**Do this:**
Write out the listing below without changes, from its first line through the line with "ellipsis-dots [507, 189, 511, 207]".

**Data provided:**
--------------------------------------------------

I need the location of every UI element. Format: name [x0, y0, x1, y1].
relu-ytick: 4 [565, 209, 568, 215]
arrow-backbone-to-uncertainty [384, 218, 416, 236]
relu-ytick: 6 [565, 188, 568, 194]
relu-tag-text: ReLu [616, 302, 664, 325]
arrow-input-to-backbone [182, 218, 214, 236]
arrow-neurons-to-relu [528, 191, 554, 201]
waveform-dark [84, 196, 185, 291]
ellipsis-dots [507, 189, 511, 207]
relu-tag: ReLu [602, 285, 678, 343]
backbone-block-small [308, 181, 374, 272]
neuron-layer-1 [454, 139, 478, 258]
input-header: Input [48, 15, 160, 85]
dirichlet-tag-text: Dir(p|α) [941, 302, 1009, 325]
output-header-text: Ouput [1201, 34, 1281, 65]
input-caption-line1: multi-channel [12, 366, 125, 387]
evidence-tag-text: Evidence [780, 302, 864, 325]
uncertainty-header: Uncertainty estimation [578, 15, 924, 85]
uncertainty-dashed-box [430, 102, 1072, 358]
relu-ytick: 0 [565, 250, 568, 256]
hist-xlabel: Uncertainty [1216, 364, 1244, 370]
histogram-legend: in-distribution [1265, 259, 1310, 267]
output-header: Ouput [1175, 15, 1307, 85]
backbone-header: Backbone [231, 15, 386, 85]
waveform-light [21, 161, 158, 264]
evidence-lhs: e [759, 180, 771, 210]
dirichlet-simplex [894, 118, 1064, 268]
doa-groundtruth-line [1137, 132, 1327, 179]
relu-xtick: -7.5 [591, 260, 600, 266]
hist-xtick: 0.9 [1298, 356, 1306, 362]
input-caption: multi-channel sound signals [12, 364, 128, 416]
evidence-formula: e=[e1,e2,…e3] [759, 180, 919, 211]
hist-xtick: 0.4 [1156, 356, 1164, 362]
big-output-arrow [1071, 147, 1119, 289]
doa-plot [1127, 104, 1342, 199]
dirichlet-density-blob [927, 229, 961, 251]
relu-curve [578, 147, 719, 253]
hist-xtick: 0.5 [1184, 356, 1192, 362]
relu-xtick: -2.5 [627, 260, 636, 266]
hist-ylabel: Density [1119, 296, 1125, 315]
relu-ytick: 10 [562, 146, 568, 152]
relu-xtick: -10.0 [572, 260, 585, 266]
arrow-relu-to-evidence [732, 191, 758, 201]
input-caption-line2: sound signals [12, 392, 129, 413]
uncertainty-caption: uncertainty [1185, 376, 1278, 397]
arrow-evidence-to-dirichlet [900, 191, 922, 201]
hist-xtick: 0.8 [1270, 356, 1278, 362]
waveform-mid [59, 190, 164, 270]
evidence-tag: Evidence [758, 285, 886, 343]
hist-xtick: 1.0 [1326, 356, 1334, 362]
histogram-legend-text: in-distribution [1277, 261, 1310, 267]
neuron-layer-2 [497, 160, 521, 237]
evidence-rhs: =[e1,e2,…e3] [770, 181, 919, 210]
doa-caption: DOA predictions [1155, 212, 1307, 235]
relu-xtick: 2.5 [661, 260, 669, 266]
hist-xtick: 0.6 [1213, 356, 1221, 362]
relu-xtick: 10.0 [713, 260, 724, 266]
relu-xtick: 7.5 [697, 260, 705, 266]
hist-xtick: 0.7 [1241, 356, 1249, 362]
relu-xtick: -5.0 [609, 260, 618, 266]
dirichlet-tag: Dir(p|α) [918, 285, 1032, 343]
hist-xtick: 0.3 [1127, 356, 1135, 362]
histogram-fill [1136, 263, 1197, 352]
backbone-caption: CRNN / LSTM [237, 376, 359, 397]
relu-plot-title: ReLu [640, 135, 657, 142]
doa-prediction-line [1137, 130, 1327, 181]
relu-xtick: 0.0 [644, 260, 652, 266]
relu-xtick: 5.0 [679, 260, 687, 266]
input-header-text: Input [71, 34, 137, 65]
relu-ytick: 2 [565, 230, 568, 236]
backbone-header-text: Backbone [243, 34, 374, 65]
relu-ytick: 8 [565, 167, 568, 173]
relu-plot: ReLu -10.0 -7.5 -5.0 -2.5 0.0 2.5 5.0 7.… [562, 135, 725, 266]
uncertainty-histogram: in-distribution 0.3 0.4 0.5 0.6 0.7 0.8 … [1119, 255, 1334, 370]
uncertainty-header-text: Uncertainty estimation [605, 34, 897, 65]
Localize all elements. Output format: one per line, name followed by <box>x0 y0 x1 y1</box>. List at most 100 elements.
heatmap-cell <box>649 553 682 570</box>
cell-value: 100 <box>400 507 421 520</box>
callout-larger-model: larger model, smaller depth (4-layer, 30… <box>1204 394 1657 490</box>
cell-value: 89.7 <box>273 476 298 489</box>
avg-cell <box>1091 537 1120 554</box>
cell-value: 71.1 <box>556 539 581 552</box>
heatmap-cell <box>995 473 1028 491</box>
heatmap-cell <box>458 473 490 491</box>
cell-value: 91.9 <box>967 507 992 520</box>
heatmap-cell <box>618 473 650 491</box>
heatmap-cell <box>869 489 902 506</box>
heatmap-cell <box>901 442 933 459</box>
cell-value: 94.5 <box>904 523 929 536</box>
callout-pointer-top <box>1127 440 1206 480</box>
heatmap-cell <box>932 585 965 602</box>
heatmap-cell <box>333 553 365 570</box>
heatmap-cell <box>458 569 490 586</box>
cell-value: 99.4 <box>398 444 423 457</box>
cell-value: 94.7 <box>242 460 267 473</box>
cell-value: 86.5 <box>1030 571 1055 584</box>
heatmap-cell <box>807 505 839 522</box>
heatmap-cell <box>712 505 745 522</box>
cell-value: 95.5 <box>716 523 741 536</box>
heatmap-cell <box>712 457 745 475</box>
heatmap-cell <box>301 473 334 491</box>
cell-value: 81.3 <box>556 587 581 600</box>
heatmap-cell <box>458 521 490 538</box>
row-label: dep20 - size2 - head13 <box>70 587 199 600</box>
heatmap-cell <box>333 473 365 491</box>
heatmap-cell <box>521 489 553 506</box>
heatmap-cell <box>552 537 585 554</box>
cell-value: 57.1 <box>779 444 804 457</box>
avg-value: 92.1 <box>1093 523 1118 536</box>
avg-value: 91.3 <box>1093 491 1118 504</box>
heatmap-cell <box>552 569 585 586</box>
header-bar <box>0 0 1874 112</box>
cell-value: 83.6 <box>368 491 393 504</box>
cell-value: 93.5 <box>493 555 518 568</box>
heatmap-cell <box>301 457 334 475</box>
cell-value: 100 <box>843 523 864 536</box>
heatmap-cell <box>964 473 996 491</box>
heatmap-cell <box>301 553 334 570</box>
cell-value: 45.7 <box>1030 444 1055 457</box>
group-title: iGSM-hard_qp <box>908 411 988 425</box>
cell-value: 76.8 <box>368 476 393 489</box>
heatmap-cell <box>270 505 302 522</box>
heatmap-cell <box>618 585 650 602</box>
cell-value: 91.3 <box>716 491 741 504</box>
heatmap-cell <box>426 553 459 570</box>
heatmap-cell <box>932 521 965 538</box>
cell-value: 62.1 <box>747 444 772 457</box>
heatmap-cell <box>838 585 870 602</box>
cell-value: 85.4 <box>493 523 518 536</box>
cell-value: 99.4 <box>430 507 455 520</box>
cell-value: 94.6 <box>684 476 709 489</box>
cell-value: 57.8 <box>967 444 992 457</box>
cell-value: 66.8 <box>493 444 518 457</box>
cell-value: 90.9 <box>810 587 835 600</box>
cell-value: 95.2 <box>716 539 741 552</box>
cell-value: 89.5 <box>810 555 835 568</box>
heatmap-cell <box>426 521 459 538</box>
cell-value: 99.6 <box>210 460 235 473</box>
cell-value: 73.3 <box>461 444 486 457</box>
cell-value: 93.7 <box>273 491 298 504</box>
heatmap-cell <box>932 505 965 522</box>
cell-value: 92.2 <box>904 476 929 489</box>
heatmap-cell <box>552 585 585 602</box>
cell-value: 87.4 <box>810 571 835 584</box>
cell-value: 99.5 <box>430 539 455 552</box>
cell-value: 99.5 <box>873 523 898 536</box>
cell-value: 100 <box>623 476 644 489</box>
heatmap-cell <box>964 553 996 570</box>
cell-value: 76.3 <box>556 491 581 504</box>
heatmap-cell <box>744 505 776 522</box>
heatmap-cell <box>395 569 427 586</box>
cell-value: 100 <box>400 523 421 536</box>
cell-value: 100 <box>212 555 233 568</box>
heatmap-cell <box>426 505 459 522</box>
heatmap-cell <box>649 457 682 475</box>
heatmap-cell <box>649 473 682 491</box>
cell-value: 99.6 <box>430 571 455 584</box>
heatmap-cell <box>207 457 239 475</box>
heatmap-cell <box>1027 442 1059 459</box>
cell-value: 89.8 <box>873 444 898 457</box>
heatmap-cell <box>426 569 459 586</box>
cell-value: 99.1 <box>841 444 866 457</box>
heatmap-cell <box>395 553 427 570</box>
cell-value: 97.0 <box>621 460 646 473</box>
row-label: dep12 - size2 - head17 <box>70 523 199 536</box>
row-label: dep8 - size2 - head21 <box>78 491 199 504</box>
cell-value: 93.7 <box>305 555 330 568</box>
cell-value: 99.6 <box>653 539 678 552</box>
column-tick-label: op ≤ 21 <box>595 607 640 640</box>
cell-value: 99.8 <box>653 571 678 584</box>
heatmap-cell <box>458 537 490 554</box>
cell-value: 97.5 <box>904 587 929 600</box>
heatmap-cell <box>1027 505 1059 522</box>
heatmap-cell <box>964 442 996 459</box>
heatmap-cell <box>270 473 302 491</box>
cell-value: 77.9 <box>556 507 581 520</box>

--------------------------------------------------

**Answer to the problem:**
I need the location of every UI element. Format: name [x0, y0, x1, y1].
relu-ytick: 4 [565, 209, 568, 215]
arrow-backbone-to-uncertainty [384, 218, 416, 236]
relu-ytick: 6 [565, 188, 568, 194]
relu-tag-text: ReLu [616, 302, 664, 325]
arrow-input-to-backbone [182, 218, 214, 236]
arrow-neurons-to-relu [528, 191, 554, 201]
waveform-dark [84, 196, 185, 291]
ellipsis-dots [507, 189, 511, 207]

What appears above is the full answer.